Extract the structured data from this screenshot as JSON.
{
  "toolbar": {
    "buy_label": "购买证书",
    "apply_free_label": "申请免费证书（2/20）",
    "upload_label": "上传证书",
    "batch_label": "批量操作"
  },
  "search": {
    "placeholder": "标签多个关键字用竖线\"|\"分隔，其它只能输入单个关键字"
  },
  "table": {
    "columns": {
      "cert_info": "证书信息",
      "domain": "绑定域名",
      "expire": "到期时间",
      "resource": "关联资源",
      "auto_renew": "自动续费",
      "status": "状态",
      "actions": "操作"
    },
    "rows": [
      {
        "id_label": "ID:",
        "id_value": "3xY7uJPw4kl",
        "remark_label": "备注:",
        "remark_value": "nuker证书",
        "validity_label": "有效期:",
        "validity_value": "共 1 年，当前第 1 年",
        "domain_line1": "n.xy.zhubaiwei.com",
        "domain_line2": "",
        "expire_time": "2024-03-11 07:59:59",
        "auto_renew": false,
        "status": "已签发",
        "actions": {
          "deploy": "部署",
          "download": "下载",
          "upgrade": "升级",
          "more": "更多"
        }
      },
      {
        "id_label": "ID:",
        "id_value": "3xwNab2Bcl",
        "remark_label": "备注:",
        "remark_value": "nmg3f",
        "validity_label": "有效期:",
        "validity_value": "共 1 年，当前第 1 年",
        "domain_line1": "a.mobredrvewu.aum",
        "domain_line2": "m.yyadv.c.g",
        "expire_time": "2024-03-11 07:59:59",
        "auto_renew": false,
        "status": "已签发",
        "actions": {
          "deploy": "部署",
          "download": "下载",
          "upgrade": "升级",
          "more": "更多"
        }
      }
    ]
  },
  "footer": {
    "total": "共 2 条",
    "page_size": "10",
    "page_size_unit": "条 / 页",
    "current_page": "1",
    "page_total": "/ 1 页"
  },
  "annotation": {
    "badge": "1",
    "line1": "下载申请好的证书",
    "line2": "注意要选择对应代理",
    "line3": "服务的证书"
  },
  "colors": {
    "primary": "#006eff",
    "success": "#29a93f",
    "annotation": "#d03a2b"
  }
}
☆ ☆ ☆ ☆ ☆ ☆ ☆
◆ Written exercise ◆
Using the listing above, please repeat every entry exactly.

◆ Result of this task ◆
Extract the structured data from this screenshot as JSON.
{
  "toolbar": {
    "buy_label": "购买证书",
    "apply_free_label": "申请免费证书（2/20）",
    "upload_label": "上传证书",
    "batch_label": "批量操作"
  },
  "search": {
    "placeholder": "标签多个关键字用竖线\"|\"分隔，其它只能输入单个关键字"
  },
  "table": {
    "columns": {
      "cert_info": "证书信息",
      "domain": "绑定域名",
      "expire": "到期时间",
      "resource": "关联资源",
      "auto_renew": "自动续费",
      "status": "状态",
      "actions": "操作"
    },
    "rows": [
      {
        "id_label": "ID:",
        "id_value": "3xY7uJPw4kl",
        "remark_label": "备注:",
        "remark_value": "nuker证书",
        "validity_label": "有效期:",
        "validity_value": "共 1 年，当前第 1 年",
        "domain_line1": "n.xy.zhubaiwei.com",
        "domain_line2": "",
        "expire_time": "2024-03-11 07:59:59",
        "auto_renew": false,
        "status": "已签发",
        "actions": {
          "deploy": "部署",
          "download": "下载",
          "upgrade": "升级",
          "more": "更多"
        }
      },
      {
        "id_label": "ID:",
        "id_value": "3xwNab2Bcl",
        "remark_label": "备注:",
        "remark_value": "nmg3f",
        "validity_label": "有效期:",
        "validity_value": "共 1 年，当前第 1 年",
        "domain_line1": "a.mobredrvewu.aum",
        "domain_line2": "m.yyadv.c.g",
        "expire_time": "2024-03-11 07:59:59",
        "auto_renew": false,
        "status": "已签发",
        "actions": {
          "deploy": "部署",
          "download": "下载",
          "upgrade": "升级",
          "more": "更多"
        }
      }
    ]
  },
  "footer": {
    "total": "共 2 条",
    "page_size": "10",
    "page_size_unit": "条 / 页",
    "current_page": "1",
    "page_total": "/ 1 页"
  },
  "annotation": {
    "badge": "1",
    "line1": "下载申请好的证书",
    "line2": "注意要选择对应代理",
    "line3": "服务的证书"
  },
  "colors": {
    "primary": "#006eff",
    "success": "#29a93f",
    "annotation": "#d03a2b"
  }
}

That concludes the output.